### SHORT TASK
Scan the lines below for the word "instrumentos". Copy each line you find it in.

[Data records]
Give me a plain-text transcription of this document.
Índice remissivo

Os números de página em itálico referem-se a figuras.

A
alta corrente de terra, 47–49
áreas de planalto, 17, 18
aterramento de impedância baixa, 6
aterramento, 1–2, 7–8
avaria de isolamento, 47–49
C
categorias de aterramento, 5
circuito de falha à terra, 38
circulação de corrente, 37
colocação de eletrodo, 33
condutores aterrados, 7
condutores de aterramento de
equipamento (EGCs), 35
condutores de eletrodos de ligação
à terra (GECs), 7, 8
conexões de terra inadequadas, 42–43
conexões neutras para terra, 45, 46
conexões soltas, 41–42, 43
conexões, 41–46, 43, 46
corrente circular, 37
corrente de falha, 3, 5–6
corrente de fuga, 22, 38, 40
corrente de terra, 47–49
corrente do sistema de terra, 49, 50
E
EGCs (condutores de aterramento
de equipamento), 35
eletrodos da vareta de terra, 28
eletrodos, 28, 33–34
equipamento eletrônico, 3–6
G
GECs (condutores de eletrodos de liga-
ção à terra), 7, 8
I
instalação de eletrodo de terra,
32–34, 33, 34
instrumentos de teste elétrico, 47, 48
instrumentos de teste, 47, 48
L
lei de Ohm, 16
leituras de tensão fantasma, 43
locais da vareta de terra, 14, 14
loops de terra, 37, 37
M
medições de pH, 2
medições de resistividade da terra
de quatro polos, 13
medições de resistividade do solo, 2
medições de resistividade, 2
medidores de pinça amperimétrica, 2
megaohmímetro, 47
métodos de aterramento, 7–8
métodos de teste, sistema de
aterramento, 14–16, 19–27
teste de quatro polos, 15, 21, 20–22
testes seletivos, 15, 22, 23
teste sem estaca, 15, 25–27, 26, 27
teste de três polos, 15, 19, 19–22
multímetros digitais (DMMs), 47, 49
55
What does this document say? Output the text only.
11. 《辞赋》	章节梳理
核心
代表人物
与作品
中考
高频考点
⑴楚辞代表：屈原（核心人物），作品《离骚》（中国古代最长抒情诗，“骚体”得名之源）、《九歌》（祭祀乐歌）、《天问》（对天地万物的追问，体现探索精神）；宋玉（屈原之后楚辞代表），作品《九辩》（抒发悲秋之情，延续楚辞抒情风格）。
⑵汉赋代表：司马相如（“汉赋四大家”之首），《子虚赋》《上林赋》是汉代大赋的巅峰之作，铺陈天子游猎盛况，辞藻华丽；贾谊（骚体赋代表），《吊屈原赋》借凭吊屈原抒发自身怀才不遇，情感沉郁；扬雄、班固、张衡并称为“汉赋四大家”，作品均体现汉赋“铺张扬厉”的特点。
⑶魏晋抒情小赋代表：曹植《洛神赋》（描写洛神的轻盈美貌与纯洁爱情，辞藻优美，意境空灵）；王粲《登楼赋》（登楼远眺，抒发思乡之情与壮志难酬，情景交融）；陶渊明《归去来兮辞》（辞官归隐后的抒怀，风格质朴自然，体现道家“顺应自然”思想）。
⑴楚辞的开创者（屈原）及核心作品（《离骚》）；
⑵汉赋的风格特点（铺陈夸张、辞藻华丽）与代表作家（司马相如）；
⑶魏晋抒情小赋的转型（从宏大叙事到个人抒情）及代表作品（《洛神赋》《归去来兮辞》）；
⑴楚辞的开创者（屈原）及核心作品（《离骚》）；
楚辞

...

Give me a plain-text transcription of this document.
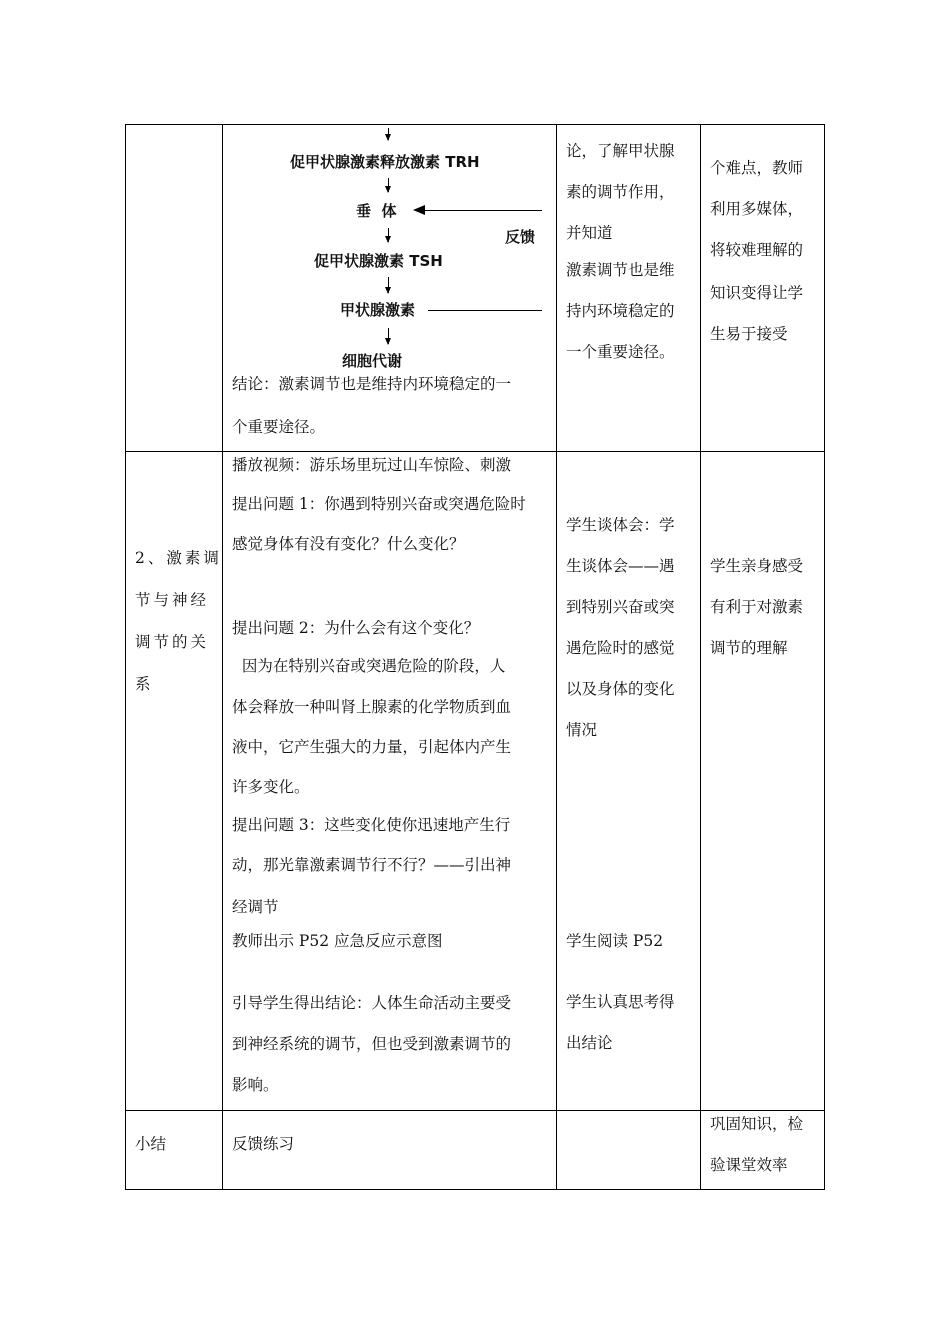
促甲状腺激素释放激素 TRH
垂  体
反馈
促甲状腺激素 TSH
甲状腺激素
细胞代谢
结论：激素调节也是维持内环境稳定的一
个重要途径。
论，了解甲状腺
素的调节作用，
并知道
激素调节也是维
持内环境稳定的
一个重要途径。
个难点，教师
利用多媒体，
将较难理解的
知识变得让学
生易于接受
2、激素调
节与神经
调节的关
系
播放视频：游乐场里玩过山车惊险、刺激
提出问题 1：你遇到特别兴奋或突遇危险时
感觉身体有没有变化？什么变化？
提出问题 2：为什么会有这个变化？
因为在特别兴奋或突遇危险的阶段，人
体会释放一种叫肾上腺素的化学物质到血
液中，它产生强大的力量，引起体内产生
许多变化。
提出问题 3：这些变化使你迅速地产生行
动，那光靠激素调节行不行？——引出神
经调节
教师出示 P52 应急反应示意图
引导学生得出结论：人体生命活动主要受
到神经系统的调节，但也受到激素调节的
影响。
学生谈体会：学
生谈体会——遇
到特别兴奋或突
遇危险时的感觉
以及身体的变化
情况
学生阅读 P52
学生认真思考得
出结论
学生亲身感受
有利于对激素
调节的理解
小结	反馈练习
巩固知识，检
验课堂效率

### OUTPUT FOR THIS EXERCISE
instrumentos de teste elétrico, 47, 48
instrumentos de teste, 47, 48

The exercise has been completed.